-- Listed entries start --

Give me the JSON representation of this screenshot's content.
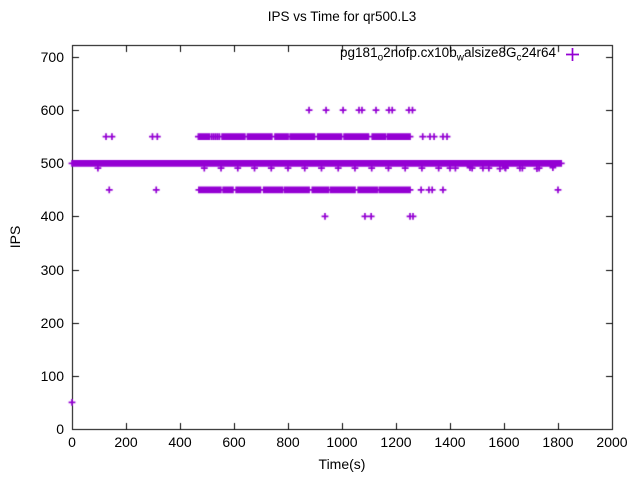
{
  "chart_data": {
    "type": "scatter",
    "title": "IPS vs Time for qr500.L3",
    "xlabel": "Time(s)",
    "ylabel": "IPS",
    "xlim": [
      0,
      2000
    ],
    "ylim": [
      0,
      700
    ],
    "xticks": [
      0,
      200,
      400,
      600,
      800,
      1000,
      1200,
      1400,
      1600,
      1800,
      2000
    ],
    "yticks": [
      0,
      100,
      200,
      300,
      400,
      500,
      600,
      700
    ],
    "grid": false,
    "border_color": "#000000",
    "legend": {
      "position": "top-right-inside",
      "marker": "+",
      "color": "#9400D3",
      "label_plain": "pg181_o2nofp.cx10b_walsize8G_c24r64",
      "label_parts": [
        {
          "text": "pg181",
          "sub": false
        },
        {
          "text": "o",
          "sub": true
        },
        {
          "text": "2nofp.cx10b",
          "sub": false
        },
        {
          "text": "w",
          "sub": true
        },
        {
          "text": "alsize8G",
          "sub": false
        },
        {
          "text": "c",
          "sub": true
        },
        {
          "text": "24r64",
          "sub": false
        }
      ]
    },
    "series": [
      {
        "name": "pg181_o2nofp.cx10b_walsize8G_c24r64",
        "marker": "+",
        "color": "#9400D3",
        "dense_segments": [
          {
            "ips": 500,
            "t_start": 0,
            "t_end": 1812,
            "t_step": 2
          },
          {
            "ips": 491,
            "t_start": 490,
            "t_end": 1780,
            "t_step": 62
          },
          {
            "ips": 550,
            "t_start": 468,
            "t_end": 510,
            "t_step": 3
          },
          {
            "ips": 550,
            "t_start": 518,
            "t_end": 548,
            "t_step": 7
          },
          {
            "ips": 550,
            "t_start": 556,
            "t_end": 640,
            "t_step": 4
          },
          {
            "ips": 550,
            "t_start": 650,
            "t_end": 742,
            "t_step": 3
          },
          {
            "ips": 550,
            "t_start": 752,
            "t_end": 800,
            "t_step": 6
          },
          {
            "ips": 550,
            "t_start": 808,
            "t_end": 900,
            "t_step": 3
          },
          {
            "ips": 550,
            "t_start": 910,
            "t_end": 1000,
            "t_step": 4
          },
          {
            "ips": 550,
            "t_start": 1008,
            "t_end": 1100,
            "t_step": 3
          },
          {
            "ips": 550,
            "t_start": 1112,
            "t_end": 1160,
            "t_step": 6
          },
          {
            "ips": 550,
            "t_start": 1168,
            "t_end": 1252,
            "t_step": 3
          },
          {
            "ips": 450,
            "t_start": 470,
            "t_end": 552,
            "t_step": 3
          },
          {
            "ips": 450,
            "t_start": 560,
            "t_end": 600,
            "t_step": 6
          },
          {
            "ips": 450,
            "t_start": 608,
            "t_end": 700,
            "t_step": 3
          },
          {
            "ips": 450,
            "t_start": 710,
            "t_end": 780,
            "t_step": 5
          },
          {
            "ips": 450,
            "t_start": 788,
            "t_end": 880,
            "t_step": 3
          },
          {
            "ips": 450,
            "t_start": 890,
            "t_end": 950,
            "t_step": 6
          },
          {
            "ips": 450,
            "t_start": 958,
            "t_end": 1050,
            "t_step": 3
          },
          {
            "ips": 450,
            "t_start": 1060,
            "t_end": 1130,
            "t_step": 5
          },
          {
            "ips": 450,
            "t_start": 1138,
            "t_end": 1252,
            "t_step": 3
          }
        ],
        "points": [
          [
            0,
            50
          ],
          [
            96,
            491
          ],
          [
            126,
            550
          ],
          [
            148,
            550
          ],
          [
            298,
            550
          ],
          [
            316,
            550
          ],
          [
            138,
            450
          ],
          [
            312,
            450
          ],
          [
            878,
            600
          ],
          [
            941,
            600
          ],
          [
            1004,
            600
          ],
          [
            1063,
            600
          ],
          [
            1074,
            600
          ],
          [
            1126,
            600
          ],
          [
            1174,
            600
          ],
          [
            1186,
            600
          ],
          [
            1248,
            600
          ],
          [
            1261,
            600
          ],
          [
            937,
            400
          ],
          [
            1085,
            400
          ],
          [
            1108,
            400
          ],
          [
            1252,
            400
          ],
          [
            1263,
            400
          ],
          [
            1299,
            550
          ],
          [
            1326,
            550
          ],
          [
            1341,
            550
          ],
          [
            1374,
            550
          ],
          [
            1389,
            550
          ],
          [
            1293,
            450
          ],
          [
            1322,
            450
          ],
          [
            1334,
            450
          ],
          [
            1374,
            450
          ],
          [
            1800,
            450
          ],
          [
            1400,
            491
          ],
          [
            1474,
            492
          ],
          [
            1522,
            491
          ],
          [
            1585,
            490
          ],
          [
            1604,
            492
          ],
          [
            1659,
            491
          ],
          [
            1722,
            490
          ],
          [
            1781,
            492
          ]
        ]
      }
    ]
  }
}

-- Listed entries end --

Aim:
Omit the pictures and output all of the other material exactly.

Finished answer:
Give me the JSON representation of this screenshot's content.
{
  "chart_data": {
    "type": "scatter",
    "title": "IPS vs Time for qr500.L3",
    "xlabel": "Time(s)",
    "ylabel": "IPS",
    "xlim": [
      0,
      2000
    ],
    "ylim": [
      0,
      700
    ],
    "xticks": [
      0,
      200,
      400,
      600,
      800,
      1000,
      1200,
      1400,
      1600,
      1800,
      2000
    ],
    "yticks": [
      0,
      100,
      200,
      300,
      400,
      500,
      600,
      700
    ],
    "grid": false,
    "border_color": "#000000",
    "legend": {
      "position": "top-right-inside",
      "marker": "+",
      "color": "#9400D3",
      "label_plain": "pg181_o2nofp.cx10b_walsize8G_c24r64",
      "label_parts": [
        {
          "text": "pg181",
          "sub": false
        },
        {
          "text": "o",
          "sub": true
        },
        {
          "text": "2nofp.cx10b",
          "sub": false
        },
        {
          "text": "w",
          "sub": true
        },
        {
          "text": "alsize8G",
          "sub": false
        },
        {
          "text": "c",
          "sub": true
        },
        {
          "text": "24r64",
          "sub": false
        }
      ]
    },
    "series": [
      {
        "name": "pg181_o2nofp.cx10b_walsize8G_c24r64",
        "marker": "+",
        "color": "#9400D3",
        "dense_segments": [
          {
            "ips": 500,
            "t_start": 0,
            "t_end": 1812,
            "t_step": 2
          },
          {
            "ips": 491,
            "t_start": 490,
            "t_end": 1780,
            "t_step": 62
          },
          {
            "ips": 550,
            "t_start": 468,
            "t_end": 510,
            "t_step": 3
          },
          {
            "ips": 550,
            "t_start": 518,
            "t_end": 548,
            "t_step": 7
          },
          {
            "ips": 550,
            "t_start": 556,
            "t_end": 640,
            "t_step": 4
          },
          {
            "ips": 550,
            "t_start": 650,
            "t_end": 742,
            "t_step": 3
          },
          {
            "ips": 550,
            "t_start": 752,
            "t_end": 800,
            "t_step": 6
          },
          {
            "ips": 550,
            "t_start": 808,
            "t_end": 900,
            "t_step": 3
          },
          {
            "ips": 550,
            "t_start": 910,
            "t_end": 1000,
            "t_step": 4
          },
          {
            "ips": 550,
            "t_start": 1008,
            "t_end": 1100,
            "t_step": 3
          },
          {
            "ips": 550,
            "t_start": 1112,
            "t_end": 1160,
            "t_step": 6
          },
          {
            "ips": 550,
            "t_start": 1168,
            "t_end": 1252,
            "t_step": 3
          },
          {
            "ips": 450,
            "t_start": 470,
            "t_end": 552,
            "t_step": 3
          },
          {
            "ips": 450,
            "t_start": 560,
            "t_end": 600,
            "t_step": 6
          },
          {
            "ips": 450,
            "t_start": 608,
            "t_end": 700,
            "t_step": 3
          },
          {
            "ips": 450,
            "t_start": 710,
            "t_end": 780,
            "t_step": 5
          },
          {
            "ips": 450,
            "t_start": 788,
            "t_end": 880,
            "t_step": 3
          },
          {
            "ips": 450,
            "t_start": 890,
            "t_end": 950,
            "t_step": 6
          },
          {
            "ips": 450,
            "t_start": 958,
            "t_end": 1050,
            "t_step": 3
          },
          {
            "ips": 450,
            "t_start": 1060,
            "t_end": 1130,
            "t_step": 5
          },
          {
            "ips": 450,
            "t_start": 1138,
            "t_end": 1252,
            "t_step": 3
          }
        ],
        "points": [
          [
            0,
            50
          ],
          [
            96,
            491
          ],
          [
            126,
            550
          ],
          [
            148,
            550
          ],
          [
            298,
            550
          ],
          [
            316,
            550
          ],
          [
            138,
            450
          ],
          [
            312,
            450
          ],
          [
            878,
            600
          ],
          [
            941,
            600
          ],
          [
            1004,
            600
          ],
          [
            1063,
            600
          ],
          [
            1074,
            600
          ],
          [
            1126,
            600
          ],
          [
            1174,
            600
          ],
          [
            1186,
            600
          ],
          [
            1248,
            600
          ],
          [
            1261,
            600
          ],
          [
            937,
            400
          ],
          [
            1085,
            400
          ],
          [
            1108,
            400
          ],
          [
            1252,
            400
          ],
          [
            1263,
            400
          ],
          [
            1299,
            550
          ],
          [
            1326,
            550
          ],
          [
            1341,
            550
          ],
          [
            1374,
            550
          ],
          [
            1389,
            550
          ],
          [
            1293,
            450
          ],
          [
            1322,
            450
          ],
          [
            1334,
            450
          ],
          [
            1374,
            450
          ],
          [
            1800,
            450
          ],
          [
            1400,
            491
          ],
          [
            1474,
            492
          ],
          [
            1522,
            491
          ],
          [
            1585,
            490
          ],
          [
            1604,
            492
          ],
          [
            1659,
            491
          ],
          [
            1722,
            490
          ],
          [
            1781,
            492
          ]
        ]
      }
    ]
  }
}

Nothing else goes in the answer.